Exercise:
Within the records that follow, find every line containing the string "page". Copy those lines.

Given data:
::::
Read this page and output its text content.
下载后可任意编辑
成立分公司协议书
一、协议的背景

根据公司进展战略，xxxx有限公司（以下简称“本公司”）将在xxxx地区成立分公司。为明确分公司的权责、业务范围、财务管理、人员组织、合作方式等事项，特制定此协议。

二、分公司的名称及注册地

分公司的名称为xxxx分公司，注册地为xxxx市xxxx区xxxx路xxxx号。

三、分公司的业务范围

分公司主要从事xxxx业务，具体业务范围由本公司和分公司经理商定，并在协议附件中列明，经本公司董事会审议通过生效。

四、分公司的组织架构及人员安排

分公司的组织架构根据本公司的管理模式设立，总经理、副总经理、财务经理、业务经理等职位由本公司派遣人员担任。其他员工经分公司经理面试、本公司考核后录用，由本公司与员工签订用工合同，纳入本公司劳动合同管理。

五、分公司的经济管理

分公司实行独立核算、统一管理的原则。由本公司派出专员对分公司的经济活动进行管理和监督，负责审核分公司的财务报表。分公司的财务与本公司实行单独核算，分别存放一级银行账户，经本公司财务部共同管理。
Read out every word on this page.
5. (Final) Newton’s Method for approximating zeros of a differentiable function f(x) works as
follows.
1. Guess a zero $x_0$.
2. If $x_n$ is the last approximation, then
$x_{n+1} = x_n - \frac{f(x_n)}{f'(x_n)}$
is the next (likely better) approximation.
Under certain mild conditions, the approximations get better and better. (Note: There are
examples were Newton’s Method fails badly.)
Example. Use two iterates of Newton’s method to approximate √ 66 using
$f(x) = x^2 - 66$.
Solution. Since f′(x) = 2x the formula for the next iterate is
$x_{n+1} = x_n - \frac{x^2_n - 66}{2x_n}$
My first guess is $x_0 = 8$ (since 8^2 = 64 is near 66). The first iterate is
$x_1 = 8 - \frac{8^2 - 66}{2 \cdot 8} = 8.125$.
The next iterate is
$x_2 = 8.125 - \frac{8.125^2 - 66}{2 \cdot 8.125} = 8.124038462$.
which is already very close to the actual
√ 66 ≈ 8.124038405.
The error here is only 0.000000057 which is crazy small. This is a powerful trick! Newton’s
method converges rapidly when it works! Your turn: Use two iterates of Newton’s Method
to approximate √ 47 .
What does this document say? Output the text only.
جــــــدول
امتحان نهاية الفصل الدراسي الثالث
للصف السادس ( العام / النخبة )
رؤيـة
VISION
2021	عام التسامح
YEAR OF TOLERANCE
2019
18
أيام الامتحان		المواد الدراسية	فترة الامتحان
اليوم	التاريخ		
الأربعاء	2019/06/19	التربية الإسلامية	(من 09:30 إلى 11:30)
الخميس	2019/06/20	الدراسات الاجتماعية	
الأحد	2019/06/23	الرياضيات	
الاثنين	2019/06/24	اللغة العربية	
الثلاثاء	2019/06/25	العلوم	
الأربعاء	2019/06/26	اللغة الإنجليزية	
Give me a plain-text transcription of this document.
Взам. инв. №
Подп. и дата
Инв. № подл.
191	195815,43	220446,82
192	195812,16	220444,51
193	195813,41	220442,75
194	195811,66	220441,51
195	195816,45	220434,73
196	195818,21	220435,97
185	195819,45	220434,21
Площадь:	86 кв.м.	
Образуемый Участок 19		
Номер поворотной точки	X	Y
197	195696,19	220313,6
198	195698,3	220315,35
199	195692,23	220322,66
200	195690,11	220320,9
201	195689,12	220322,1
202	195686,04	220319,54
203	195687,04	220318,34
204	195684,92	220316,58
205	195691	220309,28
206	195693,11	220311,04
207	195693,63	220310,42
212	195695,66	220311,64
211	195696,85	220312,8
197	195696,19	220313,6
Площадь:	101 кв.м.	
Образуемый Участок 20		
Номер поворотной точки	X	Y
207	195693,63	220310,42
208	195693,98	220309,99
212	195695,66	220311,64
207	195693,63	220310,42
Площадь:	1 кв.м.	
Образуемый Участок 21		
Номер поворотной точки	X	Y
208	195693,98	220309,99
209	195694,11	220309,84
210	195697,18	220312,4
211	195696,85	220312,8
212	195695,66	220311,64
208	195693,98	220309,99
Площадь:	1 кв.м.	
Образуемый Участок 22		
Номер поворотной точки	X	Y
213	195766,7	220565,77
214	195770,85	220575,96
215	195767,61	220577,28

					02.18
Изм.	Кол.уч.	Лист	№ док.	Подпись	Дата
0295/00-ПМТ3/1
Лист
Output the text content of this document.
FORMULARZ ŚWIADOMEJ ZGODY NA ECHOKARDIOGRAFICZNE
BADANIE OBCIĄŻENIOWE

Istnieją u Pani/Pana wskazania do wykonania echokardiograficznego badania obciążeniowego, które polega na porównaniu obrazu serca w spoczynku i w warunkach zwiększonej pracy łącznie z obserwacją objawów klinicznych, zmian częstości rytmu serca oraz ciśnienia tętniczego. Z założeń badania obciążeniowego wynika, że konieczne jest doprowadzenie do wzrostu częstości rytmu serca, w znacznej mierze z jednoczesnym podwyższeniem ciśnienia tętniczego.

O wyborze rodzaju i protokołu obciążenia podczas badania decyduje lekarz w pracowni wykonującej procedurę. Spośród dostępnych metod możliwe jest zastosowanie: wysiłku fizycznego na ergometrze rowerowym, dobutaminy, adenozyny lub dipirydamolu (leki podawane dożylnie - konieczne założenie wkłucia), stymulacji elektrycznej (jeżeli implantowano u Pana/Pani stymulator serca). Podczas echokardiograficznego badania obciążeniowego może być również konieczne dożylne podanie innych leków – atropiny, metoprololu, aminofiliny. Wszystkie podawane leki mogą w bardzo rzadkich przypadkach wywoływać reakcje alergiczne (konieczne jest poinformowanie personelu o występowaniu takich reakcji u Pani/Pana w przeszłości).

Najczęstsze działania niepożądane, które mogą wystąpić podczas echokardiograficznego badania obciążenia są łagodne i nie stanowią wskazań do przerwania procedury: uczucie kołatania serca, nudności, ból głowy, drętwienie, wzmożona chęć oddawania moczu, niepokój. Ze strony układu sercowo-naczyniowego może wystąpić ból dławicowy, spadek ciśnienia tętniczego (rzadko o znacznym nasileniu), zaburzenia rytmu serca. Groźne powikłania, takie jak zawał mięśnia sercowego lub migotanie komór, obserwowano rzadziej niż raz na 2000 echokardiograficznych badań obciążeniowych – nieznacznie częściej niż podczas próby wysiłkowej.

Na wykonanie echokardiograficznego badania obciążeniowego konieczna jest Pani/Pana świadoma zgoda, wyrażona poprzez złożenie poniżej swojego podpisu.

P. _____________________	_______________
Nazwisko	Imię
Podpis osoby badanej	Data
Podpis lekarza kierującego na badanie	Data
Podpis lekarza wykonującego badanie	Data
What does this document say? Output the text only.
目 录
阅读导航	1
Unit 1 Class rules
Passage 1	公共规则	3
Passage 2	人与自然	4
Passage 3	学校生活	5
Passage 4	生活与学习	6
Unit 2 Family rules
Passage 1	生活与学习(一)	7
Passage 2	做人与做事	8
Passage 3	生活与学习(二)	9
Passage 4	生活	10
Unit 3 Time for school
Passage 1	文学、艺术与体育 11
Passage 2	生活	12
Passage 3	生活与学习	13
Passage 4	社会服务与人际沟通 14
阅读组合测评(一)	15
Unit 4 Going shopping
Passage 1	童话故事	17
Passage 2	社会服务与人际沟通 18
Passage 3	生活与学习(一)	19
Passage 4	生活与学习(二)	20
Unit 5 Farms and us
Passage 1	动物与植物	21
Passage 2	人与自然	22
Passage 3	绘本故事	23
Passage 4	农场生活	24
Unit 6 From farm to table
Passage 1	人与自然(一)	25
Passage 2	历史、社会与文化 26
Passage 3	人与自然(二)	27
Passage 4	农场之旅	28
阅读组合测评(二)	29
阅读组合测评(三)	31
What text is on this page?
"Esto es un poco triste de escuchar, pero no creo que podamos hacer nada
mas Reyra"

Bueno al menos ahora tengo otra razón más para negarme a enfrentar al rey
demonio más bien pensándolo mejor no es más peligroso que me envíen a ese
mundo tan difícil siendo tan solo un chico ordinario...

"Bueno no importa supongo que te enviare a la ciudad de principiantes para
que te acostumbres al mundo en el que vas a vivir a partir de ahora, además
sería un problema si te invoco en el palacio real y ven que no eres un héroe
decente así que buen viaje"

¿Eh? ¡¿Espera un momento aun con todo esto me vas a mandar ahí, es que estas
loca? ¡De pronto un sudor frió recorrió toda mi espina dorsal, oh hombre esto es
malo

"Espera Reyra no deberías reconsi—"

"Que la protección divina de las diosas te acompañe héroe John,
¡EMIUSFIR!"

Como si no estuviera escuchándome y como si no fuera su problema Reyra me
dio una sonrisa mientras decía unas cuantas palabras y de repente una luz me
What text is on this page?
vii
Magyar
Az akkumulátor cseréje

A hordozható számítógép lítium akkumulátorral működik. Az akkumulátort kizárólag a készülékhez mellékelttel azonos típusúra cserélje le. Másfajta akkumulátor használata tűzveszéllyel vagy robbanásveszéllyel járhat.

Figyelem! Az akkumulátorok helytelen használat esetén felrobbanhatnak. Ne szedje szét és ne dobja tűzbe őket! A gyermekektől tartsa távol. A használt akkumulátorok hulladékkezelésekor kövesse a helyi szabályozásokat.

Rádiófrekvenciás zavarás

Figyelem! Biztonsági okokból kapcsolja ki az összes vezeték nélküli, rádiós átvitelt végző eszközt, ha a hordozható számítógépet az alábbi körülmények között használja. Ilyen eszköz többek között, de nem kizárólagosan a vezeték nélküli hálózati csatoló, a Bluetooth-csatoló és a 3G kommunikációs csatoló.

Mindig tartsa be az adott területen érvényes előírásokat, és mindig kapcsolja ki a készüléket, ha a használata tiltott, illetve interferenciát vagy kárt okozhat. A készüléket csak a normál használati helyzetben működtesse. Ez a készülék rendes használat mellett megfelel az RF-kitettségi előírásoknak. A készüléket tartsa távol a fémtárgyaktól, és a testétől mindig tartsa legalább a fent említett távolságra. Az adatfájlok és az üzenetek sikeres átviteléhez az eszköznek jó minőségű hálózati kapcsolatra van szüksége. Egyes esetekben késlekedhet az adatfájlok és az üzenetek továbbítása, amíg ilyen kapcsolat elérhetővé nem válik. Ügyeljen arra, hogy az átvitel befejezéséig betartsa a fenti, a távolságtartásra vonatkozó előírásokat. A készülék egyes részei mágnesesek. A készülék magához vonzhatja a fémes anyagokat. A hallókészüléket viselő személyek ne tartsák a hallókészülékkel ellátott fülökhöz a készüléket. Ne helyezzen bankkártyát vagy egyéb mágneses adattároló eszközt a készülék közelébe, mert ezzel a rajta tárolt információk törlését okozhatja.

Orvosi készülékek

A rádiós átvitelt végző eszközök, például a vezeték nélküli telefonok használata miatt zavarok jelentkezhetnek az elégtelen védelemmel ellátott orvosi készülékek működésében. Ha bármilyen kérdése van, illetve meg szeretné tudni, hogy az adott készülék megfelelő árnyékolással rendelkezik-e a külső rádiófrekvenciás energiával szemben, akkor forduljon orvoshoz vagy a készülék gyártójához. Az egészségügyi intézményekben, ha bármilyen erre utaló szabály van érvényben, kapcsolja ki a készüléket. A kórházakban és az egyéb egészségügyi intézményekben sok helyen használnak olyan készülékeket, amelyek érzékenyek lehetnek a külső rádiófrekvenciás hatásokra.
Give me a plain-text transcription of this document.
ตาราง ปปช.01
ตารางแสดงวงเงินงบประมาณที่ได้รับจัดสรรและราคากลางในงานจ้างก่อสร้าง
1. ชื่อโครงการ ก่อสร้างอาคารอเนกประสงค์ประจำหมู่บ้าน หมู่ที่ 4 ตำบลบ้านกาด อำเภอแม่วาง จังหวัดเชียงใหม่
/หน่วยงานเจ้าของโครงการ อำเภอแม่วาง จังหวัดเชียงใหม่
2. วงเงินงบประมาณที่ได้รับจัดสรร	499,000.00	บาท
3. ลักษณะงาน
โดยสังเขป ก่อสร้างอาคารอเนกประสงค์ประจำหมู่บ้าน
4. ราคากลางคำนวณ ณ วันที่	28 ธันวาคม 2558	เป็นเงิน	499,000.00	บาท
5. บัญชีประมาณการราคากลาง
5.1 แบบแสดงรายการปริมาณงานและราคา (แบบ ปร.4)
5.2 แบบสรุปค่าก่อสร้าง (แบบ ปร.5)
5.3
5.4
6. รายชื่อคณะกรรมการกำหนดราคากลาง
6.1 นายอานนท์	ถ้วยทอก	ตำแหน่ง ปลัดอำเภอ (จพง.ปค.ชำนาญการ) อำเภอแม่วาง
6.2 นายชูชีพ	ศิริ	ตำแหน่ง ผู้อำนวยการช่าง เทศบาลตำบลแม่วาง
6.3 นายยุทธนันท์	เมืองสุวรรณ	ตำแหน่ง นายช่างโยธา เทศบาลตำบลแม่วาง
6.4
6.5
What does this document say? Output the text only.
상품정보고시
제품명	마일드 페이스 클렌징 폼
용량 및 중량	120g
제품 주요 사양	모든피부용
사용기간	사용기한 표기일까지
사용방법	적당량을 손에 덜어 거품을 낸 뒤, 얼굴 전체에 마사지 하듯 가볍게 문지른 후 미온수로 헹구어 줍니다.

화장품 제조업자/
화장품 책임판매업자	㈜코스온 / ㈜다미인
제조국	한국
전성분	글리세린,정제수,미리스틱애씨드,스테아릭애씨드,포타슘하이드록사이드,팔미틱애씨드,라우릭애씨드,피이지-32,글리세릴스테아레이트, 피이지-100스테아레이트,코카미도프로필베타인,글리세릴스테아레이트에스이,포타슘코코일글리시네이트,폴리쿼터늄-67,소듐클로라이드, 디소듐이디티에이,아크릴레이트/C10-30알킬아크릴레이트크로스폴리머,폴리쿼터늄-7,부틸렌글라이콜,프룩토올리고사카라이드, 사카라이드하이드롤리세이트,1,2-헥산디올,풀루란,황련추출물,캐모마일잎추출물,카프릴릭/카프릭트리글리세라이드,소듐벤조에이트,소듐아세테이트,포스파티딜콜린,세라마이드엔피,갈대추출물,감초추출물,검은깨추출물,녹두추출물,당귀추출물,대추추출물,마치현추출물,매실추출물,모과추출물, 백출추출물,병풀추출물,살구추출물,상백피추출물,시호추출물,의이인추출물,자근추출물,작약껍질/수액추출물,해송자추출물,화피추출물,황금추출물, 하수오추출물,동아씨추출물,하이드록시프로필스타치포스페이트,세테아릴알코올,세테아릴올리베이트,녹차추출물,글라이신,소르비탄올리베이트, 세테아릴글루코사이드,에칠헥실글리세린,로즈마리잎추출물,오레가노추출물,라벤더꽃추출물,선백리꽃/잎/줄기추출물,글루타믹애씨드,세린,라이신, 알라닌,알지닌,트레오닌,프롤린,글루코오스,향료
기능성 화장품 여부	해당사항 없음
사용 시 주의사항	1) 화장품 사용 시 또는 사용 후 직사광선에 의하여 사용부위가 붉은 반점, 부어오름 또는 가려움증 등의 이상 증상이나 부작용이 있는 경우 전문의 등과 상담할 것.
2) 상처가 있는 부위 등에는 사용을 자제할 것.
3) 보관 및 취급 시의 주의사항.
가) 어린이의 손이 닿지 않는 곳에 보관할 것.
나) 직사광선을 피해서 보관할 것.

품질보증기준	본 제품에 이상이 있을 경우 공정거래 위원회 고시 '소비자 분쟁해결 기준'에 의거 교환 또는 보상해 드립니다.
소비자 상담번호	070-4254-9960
::::
Completed exercise:
Read this page and output its text content.
Read out every word on this page.
What text is on this page?
What text is on this page?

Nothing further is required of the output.